## BEGIN

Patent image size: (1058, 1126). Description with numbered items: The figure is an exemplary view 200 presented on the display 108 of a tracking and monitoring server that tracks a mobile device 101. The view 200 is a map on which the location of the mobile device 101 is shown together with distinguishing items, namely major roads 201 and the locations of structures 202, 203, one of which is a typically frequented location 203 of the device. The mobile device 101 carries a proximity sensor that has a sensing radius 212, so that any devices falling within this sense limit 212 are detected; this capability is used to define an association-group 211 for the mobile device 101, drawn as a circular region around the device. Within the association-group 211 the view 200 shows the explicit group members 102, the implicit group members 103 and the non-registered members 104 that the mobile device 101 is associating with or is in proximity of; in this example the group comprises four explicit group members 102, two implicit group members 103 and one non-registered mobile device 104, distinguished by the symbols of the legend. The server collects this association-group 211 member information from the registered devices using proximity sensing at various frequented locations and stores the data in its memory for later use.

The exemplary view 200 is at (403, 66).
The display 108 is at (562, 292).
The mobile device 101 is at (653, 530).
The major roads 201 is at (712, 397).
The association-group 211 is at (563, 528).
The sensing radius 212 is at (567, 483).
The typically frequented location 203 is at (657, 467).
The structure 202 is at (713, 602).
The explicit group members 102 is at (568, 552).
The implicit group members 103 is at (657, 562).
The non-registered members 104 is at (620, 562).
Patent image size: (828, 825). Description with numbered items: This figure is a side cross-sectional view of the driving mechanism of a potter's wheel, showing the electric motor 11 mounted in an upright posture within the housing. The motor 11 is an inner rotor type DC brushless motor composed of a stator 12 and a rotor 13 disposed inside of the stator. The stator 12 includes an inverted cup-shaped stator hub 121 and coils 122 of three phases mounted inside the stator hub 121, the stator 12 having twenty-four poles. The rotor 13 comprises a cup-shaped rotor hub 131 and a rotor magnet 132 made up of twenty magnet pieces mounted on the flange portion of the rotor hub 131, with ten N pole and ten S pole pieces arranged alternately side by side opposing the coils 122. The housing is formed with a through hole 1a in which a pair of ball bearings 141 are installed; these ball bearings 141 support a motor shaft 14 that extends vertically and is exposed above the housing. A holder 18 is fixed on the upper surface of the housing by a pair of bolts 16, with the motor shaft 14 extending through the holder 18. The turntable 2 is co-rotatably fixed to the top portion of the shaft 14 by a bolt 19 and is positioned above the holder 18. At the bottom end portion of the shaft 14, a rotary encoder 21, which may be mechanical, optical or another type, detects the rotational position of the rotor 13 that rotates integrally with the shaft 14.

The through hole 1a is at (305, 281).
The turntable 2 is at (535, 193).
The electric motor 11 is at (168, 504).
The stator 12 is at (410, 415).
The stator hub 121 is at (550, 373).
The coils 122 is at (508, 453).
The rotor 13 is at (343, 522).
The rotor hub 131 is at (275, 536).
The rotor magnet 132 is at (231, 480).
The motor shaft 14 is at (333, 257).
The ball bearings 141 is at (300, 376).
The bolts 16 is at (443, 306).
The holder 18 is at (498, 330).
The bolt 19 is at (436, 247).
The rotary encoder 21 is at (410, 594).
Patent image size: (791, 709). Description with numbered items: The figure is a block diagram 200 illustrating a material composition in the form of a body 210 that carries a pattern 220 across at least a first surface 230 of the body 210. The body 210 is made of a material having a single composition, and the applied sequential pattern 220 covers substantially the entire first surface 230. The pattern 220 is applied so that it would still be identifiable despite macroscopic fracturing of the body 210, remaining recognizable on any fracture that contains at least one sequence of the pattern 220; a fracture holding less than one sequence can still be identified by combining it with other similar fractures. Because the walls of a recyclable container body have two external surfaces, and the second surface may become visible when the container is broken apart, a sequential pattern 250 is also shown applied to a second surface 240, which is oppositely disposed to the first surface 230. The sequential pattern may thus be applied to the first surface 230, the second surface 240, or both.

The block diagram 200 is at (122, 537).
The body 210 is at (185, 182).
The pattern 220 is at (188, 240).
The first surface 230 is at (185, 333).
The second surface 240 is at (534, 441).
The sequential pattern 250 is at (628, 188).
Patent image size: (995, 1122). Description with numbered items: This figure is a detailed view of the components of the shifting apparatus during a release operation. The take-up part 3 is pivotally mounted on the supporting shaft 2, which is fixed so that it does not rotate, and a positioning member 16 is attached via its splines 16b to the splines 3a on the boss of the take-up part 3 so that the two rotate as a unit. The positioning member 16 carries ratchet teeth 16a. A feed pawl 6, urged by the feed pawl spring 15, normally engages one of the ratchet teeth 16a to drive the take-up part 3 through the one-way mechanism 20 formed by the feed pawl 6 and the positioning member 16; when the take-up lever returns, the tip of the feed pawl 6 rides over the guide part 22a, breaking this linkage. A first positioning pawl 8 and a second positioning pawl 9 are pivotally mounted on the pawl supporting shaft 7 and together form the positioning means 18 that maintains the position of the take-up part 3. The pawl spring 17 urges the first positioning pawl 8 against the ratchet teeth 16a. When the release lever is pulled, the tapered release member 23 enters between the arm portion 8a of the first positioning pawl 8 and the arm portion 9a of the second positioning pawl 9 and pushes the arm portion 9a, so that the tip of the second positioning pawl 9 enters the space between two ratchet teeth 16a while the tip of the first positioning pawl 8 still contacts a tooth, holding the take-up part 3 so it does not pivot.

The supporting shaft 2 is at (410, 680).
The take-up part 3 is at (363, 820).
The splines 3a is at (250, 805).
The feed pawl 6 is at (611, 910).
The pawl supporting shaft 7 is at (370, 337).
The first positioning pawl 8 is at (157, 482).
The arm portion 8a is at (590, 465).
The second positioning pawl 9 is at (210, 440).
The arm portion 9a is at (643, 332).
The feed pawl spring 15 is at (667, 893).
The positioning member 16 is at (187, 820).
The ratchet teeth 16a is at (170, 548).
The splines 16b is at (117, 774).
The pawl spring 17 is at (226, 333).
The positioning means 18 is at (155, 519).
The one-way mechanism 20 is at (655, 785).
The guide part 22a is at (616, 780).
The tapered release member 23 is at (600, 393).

## END

Written instruction ▸
Please reproduce all of the data above line for line, with no changes.

Full output ▸
Patent image size: (1058, 1126). Description with numbered items: The figure is an exemplary view 200 presented on the display 108 of a tracking and monitoring server that tracks a mobile device 101. The view 200 is a map on which the location of the mobile device 101 is shown together with distinguishing items, namely major roads 201 and the locations of structures 202, 203, one of which is a typically frequented location 203 of the device. The mobile device 101 carries a proximity sensor that has a sensing radius 212, so that any devices falling within this sense limit 212 are detected; this capability is used to define an association-group 211 for the mobile device 101, drawn as a circular region around the device. Within the association-group 211 the view 200 shows the explicit group members 102, the implicit group members 103 and the non-registered members 104 that the mobile device 101 is associating with or is in proximity of; in this example the group comprises four explicit group members 102, two implicit group members 103 and one non-registered mobile device 104, distinguished by the symbols of the legend. The server collects this association-group 211 member information from the registered devices using proximity sensing at various frequented locations and stores the data in its memory for later use.

The exemplary view 200 is at (403, 66).
The display 108 is at (562, 292).
The mobile device 101 is at (653, 530).
The major roads 201 is at (712, 397).
The association-group 211 is at (563, 528).
The sensing radius 212 is at (567, 483).
The typically frequented location 203 is at (657, 467).
The structure 202 is at (713, 602).
The explicit group members 102 is at (568, 552).
The implicit group members 103 is at (657, 562).
The non-registered members 104 is at (620, 562).
Patent image size: (828, 825). Description with numbered items: This figure is a side cross-sectional view of the driving mechanism of a potter's wheel, showing the electric motor 11 mounted in an upright posture within the housing. The motor 11 is an inner rotor type DC brushless motor composed of a stator 12 and a rotor 13 disposed inside of the stator. The stator 12 includes an inverted cup-shaped stator hub 121 and coils 122 of three phases mounted inside the stator hub 121, the stator 12 having twenty-four poles. The rotor 13 comprises a cup-shaped rotor hub 131 and a rotor magnet 132 made up of twenty magnet pieces mounted on the flange portion of the rotor hub 131, with ten N pole and ten S pole pieces arranged alternately side by side opposing the coils 122. The housing is formed with a through hole 1a in which a pair of ball bearings 141 are installed; these ball bearings 141 support a motor shaft 14 that extends vertically and is exposed above the housing. A holder 18 is fixed on the upper surface of the housing by a pair of bolts 16, with the motor shaft 14 extending through the holder 18. The turntable 2 is co-rotatably fixed to the top portion of the shaft 14 by a bolt 19 and is positioned above the holder 18. At the bottom end portion of the shaft 14, a rotary encoder 21, which may be mechanical, optical or another type, detects the rotational position of the rotor 13 that rotates integrally with the shaft 14.

The through hole 1a is at (305, 281).
The turntable 2 is at (535, 193).
The electric motor 11 is at (168, 504).
The stator 12 is at (410, 415).
The stator hub 121 is at (550, 373).
The coils 122 is at (508, 453).
The rotor 13 is at (343, 522).
The rotor hub 131 is at (275, 536).
The rotor magnet 132 is at (231, 480).
The motor shaft 14 is at (333, 257).
The ball bearings 141 is at (300, 376).
The bolts 16 is at (443, 306).
The holder 18 is at (498, 330).
The bolt 19 is at (436, 247).
The rotary encoder 21 is at (410, 594).
Patent image size: (791, 709). Description with numbered items: The figure is a block diagram 200 illustrating a material composition in the form of a body 210 that carries a pattern 220 across at least a first surface 230 of the body 210. The body 210 is made of a material having a single composition, and the applied sequential pattern 220 covers substantially the entire first surface 230. The pattern 220 is applied so that it would still be identifiable despite macroscopic fracturing of the body 210, remaining recognizable on any fracture that contains at least one sequence of the pattern 220; a fracture holding less than one sequence can still be identified by combining it with other similar fractures. Because the walls of a recyclable container body have two external surfaces, and the second surface may become visible when the container is broken apart, a sequential pattern 250 is also shown applied to a second surface 240, which is oppositely disposed to the first surface 230. The sequential pattern may thus be applied to the first surface 230, the second surface 240, or both.

The block diagram 200 is at (122, 537).
The body 210 is at (185, 182).
The pattern 220 is at (188, 240).
The first surface 230 is at (185, 333).
The second surface 240 is at (534, 441).
The sequential pattern 250 is at (628, 188).
Patent image size: (995, 1122). Description with numbered items: This figure is a detailed view of the components of the shifting apparatus during a release operation. The take-up part 3 is pivotally mounted on the supporting shaft 2, which is fixed so that it does not rotate, and a positioning member 16 is attached via its splines 16b to the splines 3a on the boss of the take-up part 3 so that the two rotate as a unit. The positioning member 16 carries ratchet teeth 16a. A feed pawl 6, urged by the feed pawl spring 15, normally engages one of the ratchet teeth 16a to drive the take-up part 3 through the one-way mechanism 20 formed by the feed pawl 6 and the positioning member 16; when the take-up lever returns, the tip of the feed pawl 6 rides over the guide part 22a, breaking this linkage. A first positioning pawl 8 and a second positioning pawl 9 are pivotally mounted on the pawl supporting shaft 7 and together form the positioning means 18 that maintains the position of the take-up part 3. The pawl spring 17 urges the first positioning pawl 8 against the ratchet teeth 16a. When the release lever is pulled, the tapered release member 23 enters between the arm portion 8a of the first positioning pawl 8 and the arm portion 9a of the second positioning pawl 9 and pushes the arm portion 9a, so that the tip of the second positioning pawl 9 enters the space between two ratchet teeth 16a while the tip of the first positioning pawl 8 still contacts a tooth, holding the take-up part 3 so it does not pivot.

The supporting shaft 2 is at (410, 680).
The take-up part 3 is at (363, 820).
The splines 3a is at (250, 805).
The feed pawl 6 is at (611, 910).
The pawl supporting shaft 7 is at (370, 337).
The first positioning pawl 8 is at (157, 482).
The arm portion 8a is at (590, 465).
The second positioning pawl 9 is at (210, 440).
The arm portion 9a is at (643, 332).
The feed pawl spring 15 is at (667, 893).
The positioning member 16 is at (187, 820).
The ratchet teeth 16a is at (170, 548).
The splines 16b is at (117, 774).
The pawl spring 17 is at (226, 333).
The positioning means 18 is at (155, 519).
The one-way mechanism 20 is at (655, 785).
The guide part 22a is at (616, 780).
The tapered release member 23 is at (600, 393).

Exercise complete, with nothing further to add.